### [Description of the task]
Set the listing down again exactly, please, apart from its pictures.

====== Entries ======

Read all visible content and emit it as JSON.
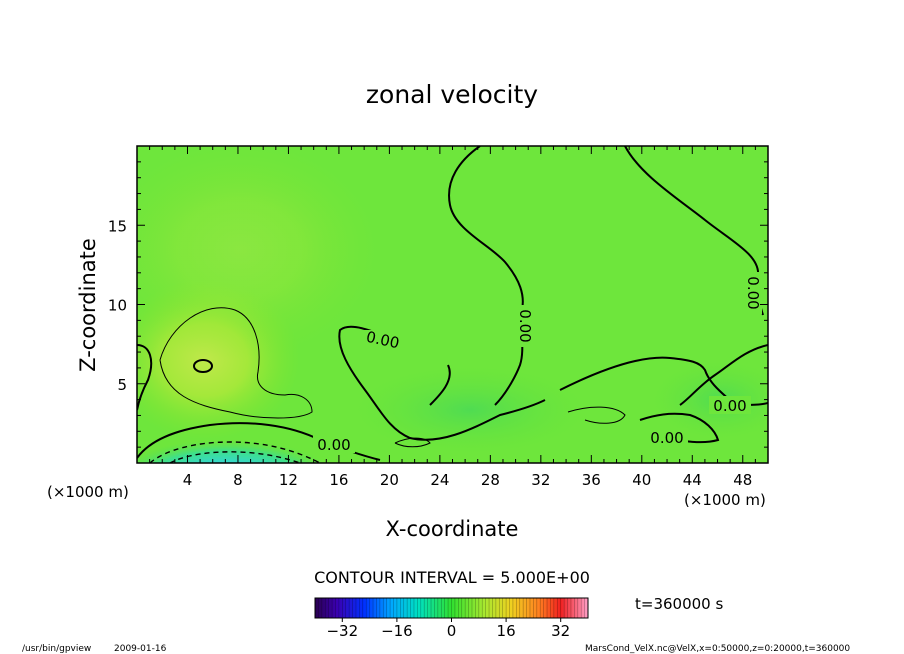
{
  "chart_data": {
    "type": "contour",
    "title": "zonal velocity",
    "xlabel": "X-coordinate",
    "ylabel": "Z-coordinate",
    "x_unit": "(×1000 m)",
    "z_unit": "(×1000 m)",
    "xlim": [
      0,
      50
    ],
    "ylim": [
      0,
      20
    ],
    "xticks": [
      4,
      8,
      12,
      16,
      20,
      24,
      28,
      32,
      36,
      40,
      44,
      48
    ],
    "yticks": [
      5,
      10,
      15
    ],
    "contour_interval_text": "CONTOUR INTERVAL = 5.000E+00",
    "time_text": "t=360000 s",
    "colorbar": {
      "min": -40,
      "max": 40,
      "ticks": [
        -32,
        -16,
        0,
        16,
        32
      ],
      "colormap": "rainbow"
    },
    "contour_labels": [
      {
        "text": "0.00",
        "x": 19.5,
        "z": 7.8,
        "rotate": 12
      },
      {
        "text": "0.00",
        "x": 31.3,
        "z": 8.5,
        "rotate": 90
      },
      {
        "text": "0.00",
        "x": 48.5,
        "z": 11.2,
        "rotate": 90
      },
      {
        "text": "0.00",
        "x": 46.1,
        "z": 3.6,
        "rotate": 0
      },
      {
        "text": "0.00",
        "x": 41.6,
        "z": 1.6,
        "rotate": 0
      },
      {
        "text": "0.00",
        "x": 15.8,
        "z": 1.2,
        "rotate": 0
      }
    ]
  },
  "footer": {
    "program": "/usr/bin/gpview",
    "date": "2009-01-16",
    "source": "MarsCond_VelX.nc@VelX,x=0:50000,z=0:20000,t=360000"
  }
}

======

### [Complete answer]
Read all visible content and emit it as JSON.
{
  "chart_data": {
    "type": "contour",
    "title": "zonal velocity",
    "xlabel": "X-coordinate",
    "ylabel": "Z-coordinate",
    "x_unit": "(×1000 m)",
    "z_unit": "(×1000 m)",
    "xlim": [
      0,
      50
    ],
    "ylim": [
      0,
      20
    ],
    "xticks": [
      4,
      8,
      12,
      16,
      20,
      24,
      28,
      32,
      36,
      40,
      44,
      48
    ],
    "yticks": [
      5,
      10,
      15
    ],
    "contour_interval_text": "CONTOUR INTERVAL = 5.000E+00",
    "time_text": "t=360000 s",
    "colorbar": {
      "min": -40,
      "max": 40,
      "ticks": [
        -32,
        -16,
        0,
        16,
        32
      ],
      "colormap": "rainbow"
    },
    "contour_labels": [
      {
        "text": "0.00",
        "x": 19.5,
        "z": 7.8,
        "rotate": 12
      },
      {
        "text": "0.00",
        "x": 31.3,
        "z": 8.5,
        "rotate": 90
      },
      {
        "text": "0.00",
        "x": 48.5,
        "z": 11.2,
        "rotate": 90
      },
      {
        "text": "0.00",
        "x": 46.1,
        "z": 3.6,
        "rotate": 0
      },
      {
        "text": "0.00",
        "x": 41.6,
        "z": 1.6,
        "rotate": 0
      },
      {
        "text": "0.00",
        "x": 15.8,
        "z": 1.2,
        "rotate": 0
      }
    ]
  },
  "footer": {
    "program": "/usr/bin/gpview",
    "date": "2009-01-16",
    "source": "MarsCond_VelX.nc@VelX,x=0:50000,z=0:20000,t=360000"
  }
}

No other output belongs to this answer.